Aim of the task
Transcribe the whole listing without a single picture.

Dataset rows
[Start]

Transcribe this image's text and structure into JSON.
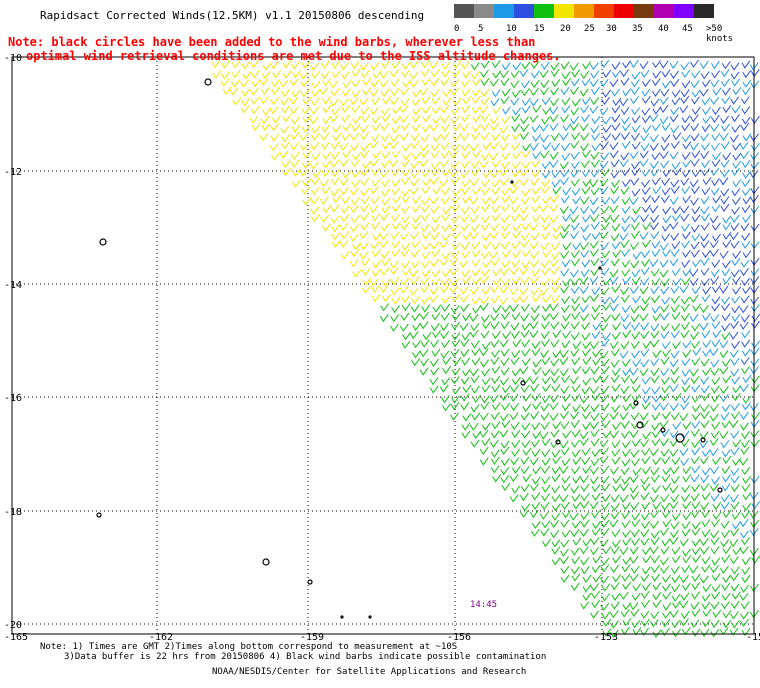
{
  "title": "Rapidsact Corrected Winds(12.5KM) v1.1 20150806 descending",
  "note": {
    "line1": "Note: black circles have been added to the wind barbs, wherever less than",
    "line2": "optimal wind retrieval conditions are met due to the ISS altitude changes."
  },
  "legend": {
    "labels": [
      "0",
      "5",
      "10",
      "15",
      "20",
      "25",
      "30",
      "35",
      "40",
      "45",
      ">50 knots"
    ],
    "colors": [
      "#555555",
      "#8a8a8a",
      "#1e9be8",
      "#2e4fe0",
      "#10c010",
      "#f2e600",
      "#f09a00",
      "#f04000",
      "#ee0000",
      "#7a3a10",
      "#b000b0",
      "#8000ff",
      "#2a2a2a"
    ]
  },
  "axes": {
    "lat_labels": [
      "-10",
      "-12",
      "-14",
      "-16",
      "-18",
      "-20"
    ],
    "lon_labels": [
      "-165",
      "-162",
      "-159",
      "-156",
      "-153",
      "-15"
    ]
  },
  "time_label": "14:45",
  "footer": {
    "line1": "Note: 1) Times are GMT 2)Times along bottom correspond to measurement at ~10S",
    "line2": "3)Data buffer is 22 hrs from 20150806 4) Black wind barbs indicate possible contamination",
    "line3": "NOAA/NESDIS/Center for Satellite Applications and Research"
  }
}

[End]

Solution to the exercise
Transcribe this image's text and structure into JSON.
{
  "title": "Rapidsact Corrected Winds(12.5KM) v1.1 20150806 descending",
  "note": {
    "line1": "Note: black circles have been added to the wind barbs, wherever less than",
    "line2": "optimal wind retrieval conditions are met due to the ISS altitude changes."
  },
  "legend": {
    "labels": [
      "0",
      "5",
      "10",
      "15",
      "20",
      "25",
      "30",
      "35",
      "40",
      "45",
      ">50 knots"
    ],
    "colors": [
      "#555555",
      "#8a8a8a",
      "#1e9be8",
      "#2e4fe0",
      "#10c010",
      "#f2e600",
      "#f09a00",
      "#f04000",
      "#ee0000",
      "#7a3a10",
      "#b000b0",
      "#8000ff",
      "#2a2a2a"
    ]
  },
  "axes": {
    "lat_labels": [
      "-10",
      "-12",
      "-14",
      "-16",
      "-18",
      "-20"
    ],
    "lon_labels": [
      "-165",
      "-162",
      "-159",
      "-156",
      "-153",
      "-15"
    ]
  },
  "time_label": "14:45",
  "footer": {
    "line1": "Note: 1) Times are GMT 2)Times along bottom correspond to measurement at ~10S",
    "line2": "3)Data buffer is 22 hrs from 20150806 4) Black wind barbs indicate possible contamination",
    "line3": "NOAA/NESDIS/Center for Satellite Applications and Research"
  }
}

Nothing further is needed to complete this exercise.